Task details:
Check each line of the records below and collect those holding "mentioned".

Raw records:
/---

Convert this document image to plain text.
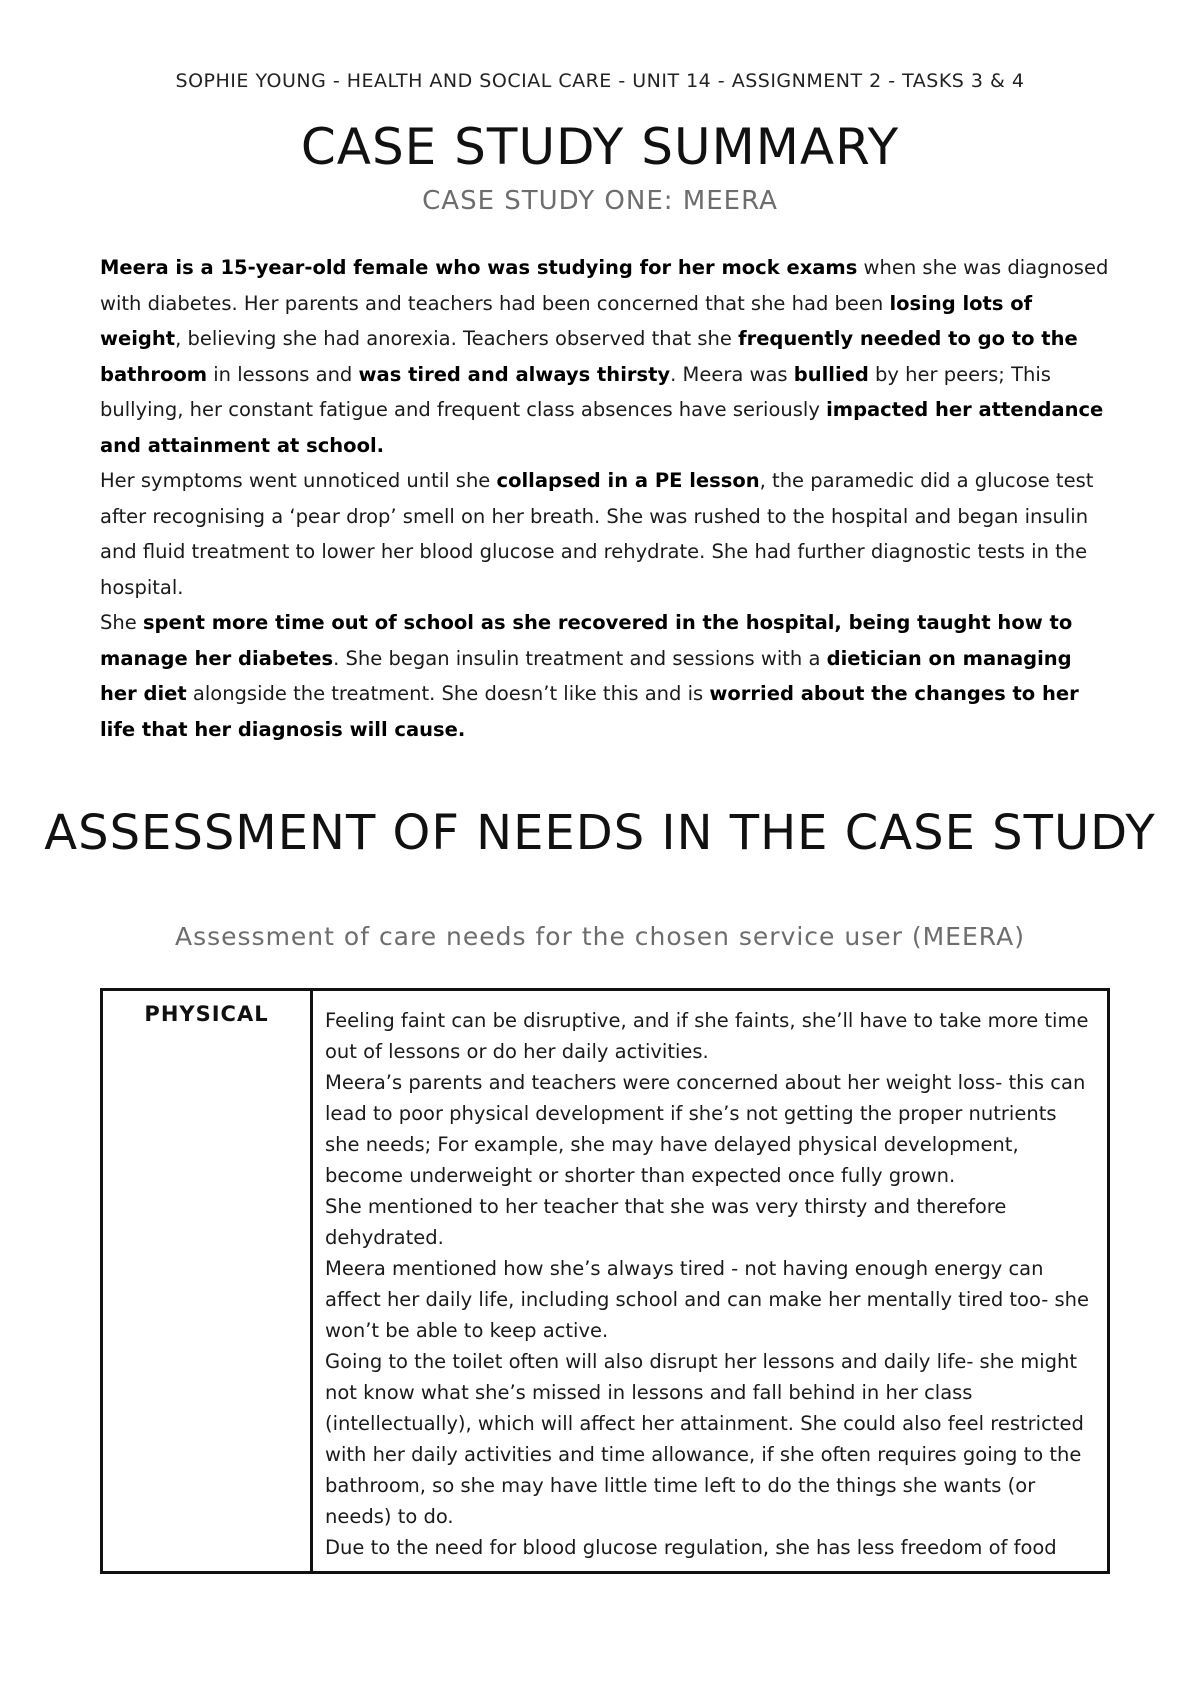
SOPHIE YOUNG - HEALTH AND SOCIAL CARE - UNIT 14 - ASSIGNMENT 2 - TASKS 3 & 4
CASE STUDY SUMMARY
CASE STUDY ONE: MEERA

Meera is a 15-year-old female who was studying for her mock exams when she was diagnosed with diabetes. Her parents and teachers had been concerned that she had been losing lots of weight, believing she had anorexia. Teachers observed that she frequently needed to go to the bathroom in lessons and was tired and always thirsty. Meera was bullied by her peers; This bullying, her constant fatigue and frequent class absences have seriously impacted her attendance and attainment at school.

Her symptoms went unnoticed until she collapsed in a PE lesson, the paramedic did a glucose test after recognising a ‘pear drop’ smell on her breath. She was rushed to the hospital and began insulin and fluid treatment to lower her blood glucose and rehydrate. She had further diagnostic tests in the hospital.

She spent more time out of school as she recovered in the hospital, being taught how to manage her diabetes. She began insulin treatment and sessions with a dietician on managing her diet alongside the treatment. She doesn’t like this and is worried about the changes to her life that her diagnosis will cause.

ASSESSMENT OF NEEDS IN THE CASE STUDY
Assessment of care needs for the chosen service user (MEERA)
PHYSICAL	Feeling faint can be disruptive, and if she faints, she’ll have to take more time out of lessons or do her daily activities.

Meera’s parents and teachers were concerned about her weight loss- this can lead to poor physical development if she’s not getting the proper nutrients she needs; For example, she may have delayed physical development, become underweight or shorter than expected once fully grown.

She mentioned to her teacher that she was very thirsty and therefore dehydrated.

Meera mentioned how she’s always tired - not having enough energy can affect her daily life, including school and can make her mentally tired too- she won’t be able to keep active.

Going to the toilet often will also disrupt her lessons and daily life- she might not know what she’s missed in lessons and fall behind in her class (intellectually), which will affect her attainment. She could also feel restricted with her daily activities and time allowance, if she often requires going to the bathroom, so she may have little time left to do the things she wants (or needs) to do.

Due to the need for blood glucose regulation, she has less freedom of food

\---

Exercise output:
She mentioned to her teacher that she was very thirsty and therefore dehydrated.
Meera mentioned how she’s always tired - not having enough energy can affect her daily life, including school and can make her mentally tired too- she won’t be able to keep active.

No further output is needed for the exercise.